EXERCISE TASK 1:
Set down verbatim the passage of the Manhattan Melodrama synopsis from "MANHATTAN MELODRAMA [1934]" up to and including "in Hollywood history.".

EXCERPTED PASSAGE:

>>>

MANHATTAN MELODRAMA [1934]

Abstract:
Blackie Gallagher (Clark Gable) and Jim Wade (William Powell), friends since childhood, follow divergent roads in adult life, the former becoming a shady gambler and the latter an attorney and later governor of the state of New York. When Blackie is implicated in several gangland killings, his girlfriend Eleanor (Myrna Loy) shifts her affections to Jim, whom she marries. A final twist finds Blackie redeemed before the fadeout of a film that boasts one of the most widely imitated plot structures in Hollywood history.

Summary:
Top showmanship was revealed by M-G-M in presenting MANHATTAN MELODRAMA, a fast-moving modern drama that takes place almost entirely on Manhattan' s East Side. It tells the story of three kids from the sidewalks of New York, three boys who grow up together when their parents are drowned in a holiday river boat accident. As they mature, their lives follow three divergent roads, yet their destinies are intertwined as they follow their individual fates. Blackie Gallagher (Clark Gable) is a rebellious roustabout with the unpolished airs of a tough gent. He becomes the owner and manager of a gambling house that has a reputation as shady as his own. Jim Wade (William Powell) is like a brother to him, but Wade is studious, becomes an outstanding attorney, and rises to become governor of the state of New York. The third boy, Joe Patrick (Leo Carrillo), devotes his life to public service and enters the priesthood.

Blackie is known as a ruthless underworld leader who has a way with women. He is drawn to a girl named Eleanor (Myrna Loy), and he sets her up in style as his mistress. Blackie's gangsterish ways alienate him from Eleanor, however, and when Blackie informs her that he has just won a yacht, she comments sarcastically, "Some day you're going to win somebody's mother." Eleanor is drawn to Jim Wade, who, like her, has class, but the affable Blackie does not object, because he considers his friend Jim a far better man than he, a man who is thoroughly honest and incorruptible.

<<<

PROVIDED RECORDS:
>>>

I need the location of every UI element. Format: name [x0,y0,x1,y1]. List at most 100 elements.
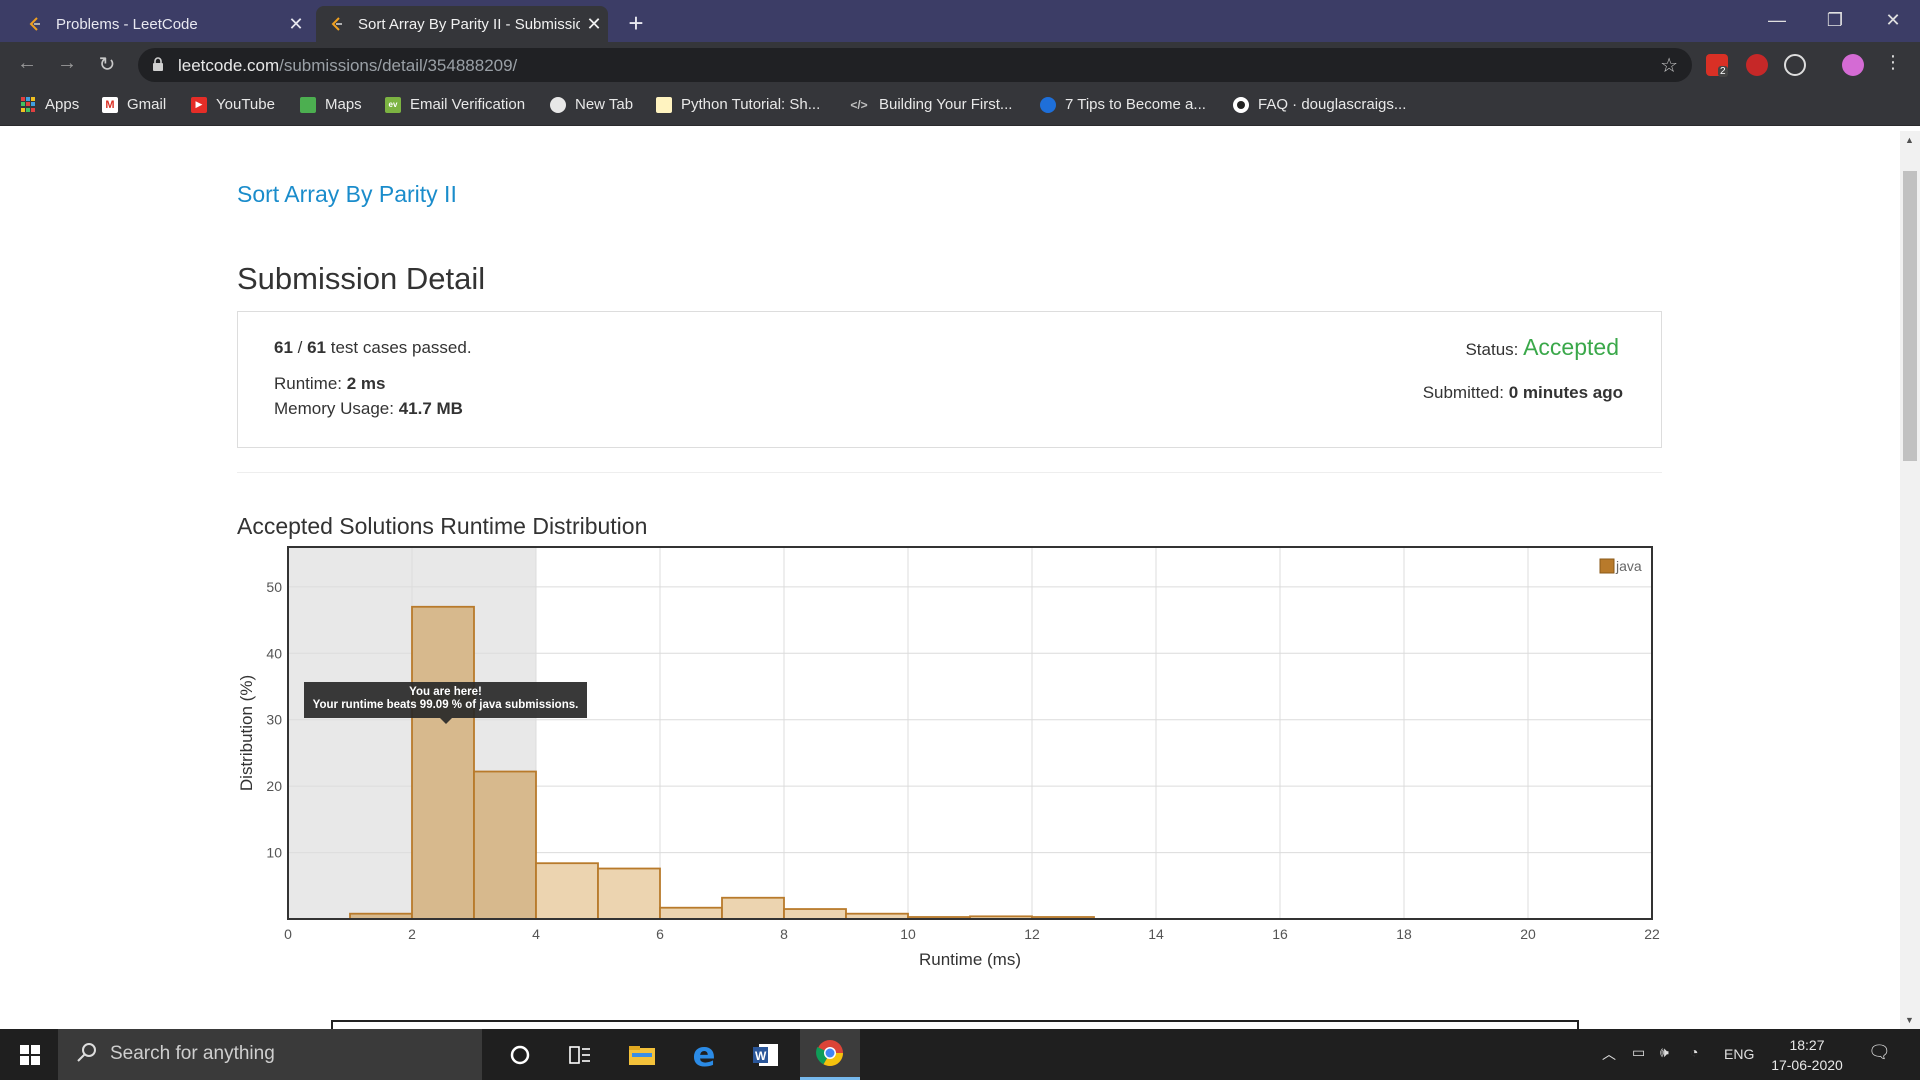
submission-detail-heading: Submission Detail [237,261,486,296]
page-scrollbar[interactable]: ▲ ▼ [1900,131,1920,1029]
runtime-info: Runtime: 2 ms [274,374,386,393]
refresh-extension-icon[interactable] [1784,54,1806,76]
battery-icon[interactable]: ▭ [1632,1044,1645,1061]
notifications-icon[interactable]: 🗨 [1868,1042,1891,1063]
bookmark-building-first[interactable]: </> Building Your First... [848,96,1012,113]
bookmark-label: Building Your First... [879,96,1013,113]
forward-icon[interactable]: → [54,52,80,75]
bookmark-label: Python Tutorial: Sh... [681,96,821,113]
task-view-icon[interactable] [550,1029,610,1080]
status-badge: Accepted [1523,334,1619,360]
x-tick-label: 12 [1024,926,1040,942]
bookmark-faq[interactable]: FAQ · douglascraigs... [1233,96,1406,113]
edge-icon[interactable]: e [674,1029,734,1080]
bookmark-star-icon[interactable]: ☆ [1660,53,1678,78]
profile-avatar[interactable] [1842,54,1864,76]
y-tick-label: 50 [266,579,282,595]
reload-icon[interactable]: ↻ [94,52,120,77]
legend-swatch [1599,558,1615,574]
bookmark-7-tips[interactable]: 7 Tips to Become a... [1040,96,1206,113]
submitted-info: Submitted: 0 minutes ago [1422,383,1623,402]
bookmark-label: Apps [45,96,80,113]
search-icon [76,1042,98,1070]
close-tab-icon[interactable]: ✕ [282,14,310,35]
y-tick-label: 40 [266,645,282,661]
tab-title: Problems - LeetCode [56,15,198,33]
y-tick-label: 10 [266,845,282,861]
system-clock[interactable]: 18:27 17-06-2020 [1762,1035,1852,1075]
language-indicator[interactable]: ENG [1724,1046,1754,1062]
bookmark-youtube[interactable]: ▶ YouTube [191,96,275,113]
x-axis-label: Runtime (ms) [919,950,1021,969]
windows-start-icon[interactable] [0,1029,60,1080]
extension-badge: 2 [1718,66,1728,77]
volume-icon[interactable]: 🕪 [1660,1044,1669,1061]
divider [237,472,1662,473]
more-menu-icon[interactable]: ⋮ [1880,52,1906,73]
distribution-heading: Accepted Solutions Runtime Distribution [237,513,648,539]
bookmark-python-tutorial[interactable]: Python Tutorial: Sh... [656,96,820,113]
scrollbar-thumb[interactable] [1903,171,1917,461]
browser-toolbar: ← → ↻ leetcode.com/submissions/detail/35… [0,42,1920,88]
tab-submission[interactable]: Sort Array By Parity II - Submissio ✕ [316,6,608,42]
bookmark-label: Email Verification [410,96,526,113]
clock-time: 18:27 [1789,1037,1825,1053]
runtime-tooltip: You are here! Your runtime beats 99.09 %… [304,682,587,724]
tab-strip: Problems - LeetCode ✕ Sort Array By Pari… [0,0,1920,42]
x-tick-label: 6 [656,926,664,942]
scroll-up-icon[interactable]: ▲ [1905,135,1914,145]
bookmark-label: 7 Tips to Become a... [1065,96,1206,113]
restore-icon[interactable]: ❐ [1806,0,1864,40]
email-verification-icon: ev [385,96,401,113]
search-placeholder: Search for anything [110,1043,275,1064]
address-bar[interactable]: leetcode.com/submissions/detail/35488820… [138,48,1692,82]
scroll-down-icon[interactable]: ▼ [1905,1015,1914,1025]
taskbar-search-box[interactable]: Search for anything [58,1029,482,1080]
bookmark-gmail[interactable]: M Gmail [102,96,166,113]
wifi-icon[interactable]: ◔ [1690,1044,1698,1060]
bar-2-3 [411,605,475,920]
x-tick-label: 4 [532,926,540,942]
tooltip-pointer-icon [440,718,452,724]
y-tick-label: 30 [266,712,282,728]
leetcode-icon [26,15,44,33]
file-explorer-icon[interactable] [612,1029,672,1080]
word-icon[interactable]: W [736,1029,796,1080]
x-tick-label: 16 [1272,926,1288,942]
cortana-icon[interactable] [490,1029,550,1080]
bookmark-label: New Tab [575,96,634,113]
new-tab-button[interactable]: + [624,8,648,39]
block-extension-icon[interactable] [1746,54,1768,76]
problem-title-link[interactable]: Sort Array By Parity II [237,181,457,208]
x-tick-label: 14 [1148,926,1164,942]
bar-3-4 [473,770,537,920]
y-tick-label: 20 [266,778,282,794]
bookmark-new-tab[interactable]: New Tab [550,96,633,113]
bar-5-6 [597,867,661,920]
back-icon[interactable]: ← [14,52,40,75]
code-icon: </> [850,97,868,112]
x-tick-label: 22 [1644,926,1660,942]
adblock-extension-icon[interactable]: 2 [1706,54,1728,77]
tray-chevron-icon[interactable]: ︿ [1602,1044,1616,1064]
close-tab-icon[interactable]: ✕ [580,14,608,35]
python-tutorial-icon [656,96,672,113]
bookmark-maps[interactable]: Maps [300,96,362,113]
clock-date: 17-06-2020 [1771,1057,1843,1073]
x-tick-label: 2 [408,926,416,942]
tab-problems[interactable]: Problems - LeetCode ✕ [14,6,310,42]
submission-detail-panel: 61 / 61 test cases passed. Runtime: 2 ms… [237,311,1662,448]
minimize-icon[interactable]: — [1748,0,1806,40]
bar-7-8 [721,896,785,920]
youtube-icon: ▶ [191,96,207,113]
windows-taskbar: Search for anything e W ︿ ▭ 🕪 ◔ ENG 18:2… [0,1029,1920,1080]
close-window-icon[interactable]: ✕ [1864,0,1920,40]
globe-icon [550,96,566,113]
tooltip-title: You are here! [409,686,482,698]
apps-grid-icon [20,96,36,113]
bookmark-apps[interactable]: Apps [20,96,79,113]
bar-4-5 [535,862,599,920]
chrome-icon[interactable] [800,1029,860,1080]
bookmark-email-verification[interactable]: ev Email Verification [385,96,525,113]
page-content: Sort Array By Parity II Submission Detai… [0,131,1900,1029]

<<<

EXERCISE TASK 2:
In the records, reproduce the lines from the line with "submission-detail-heading: Submission Detail" up to and including the line with "legend-swatch [1599,558,1615,574]", substituting "result-badge" for "status-badge" and leaving all else unchanged. Give only those lines.

TASK SOLUTION 1:
MANHATTAN MELODRAMA [1934]

Abstract:
Blackie Gallagher (Clark Gable) and Jim Wade (William Powell), friends since childhood, follow divergent roads in adult life, the former becoming a shady gambler and the latter an attorney and later governor of the state of New York. When Blackie is implicated in several gangland killings, his girlfriend Eleanor (Myrna Loy) shifts her affections to Jim, whom she marries. A final twist finds Blackie redeemed before the fadeout of a film that boasts one of the most widely imitated plot structures in Hollywood history.

TASK SOLUTION 2:
submission-detail-heading: Submission Detail [237,261,486,296]
page-scrollbar[interactable]: ▲ ▼ [1900,131,1920,1029]
runtime-info: Runtime: 2 ms [274,374,386,393]
refresh-extension-icon[interactable] [1784,54,1806,76]
battery-icon[interactable]: ▭ [1632,1044,1645,1061]
notifications-icon[interactable]: 🗨 [1868,1042,1891,1063]
bookmark-building-first[interactable]: </> Building Your First... [848,96,1012,113]
bookmark-label: Building Your First... [879,96,1013,113]
forward-icon[interactable]: → [54,52,80,75]
bookmark-label: Python Tutorial: Sh... [681,96,821,113]
task-view-icon[interactable] [550,1029,610,1080]
result-badge: Accepted [1523,334,1619,360]
x-tick-label: 12 [1024,926,1040,942]
bookmark-faq[interactable]: FAQ · douglascraigs... [1233,96,1406,113]
edge-icon[interactable]: e [674,1029,734,1080]
bookmark-star-icon[interactable]: ☆ [1660,53,1678,78]
profile-avatar[interactable] [1842,54,1864,76]
y-tick-label: 50 [266,579,282,595]
reload-icon[interactable]: ↻ [94,52,120,77]
legend-swatch [1599,558,1615,574]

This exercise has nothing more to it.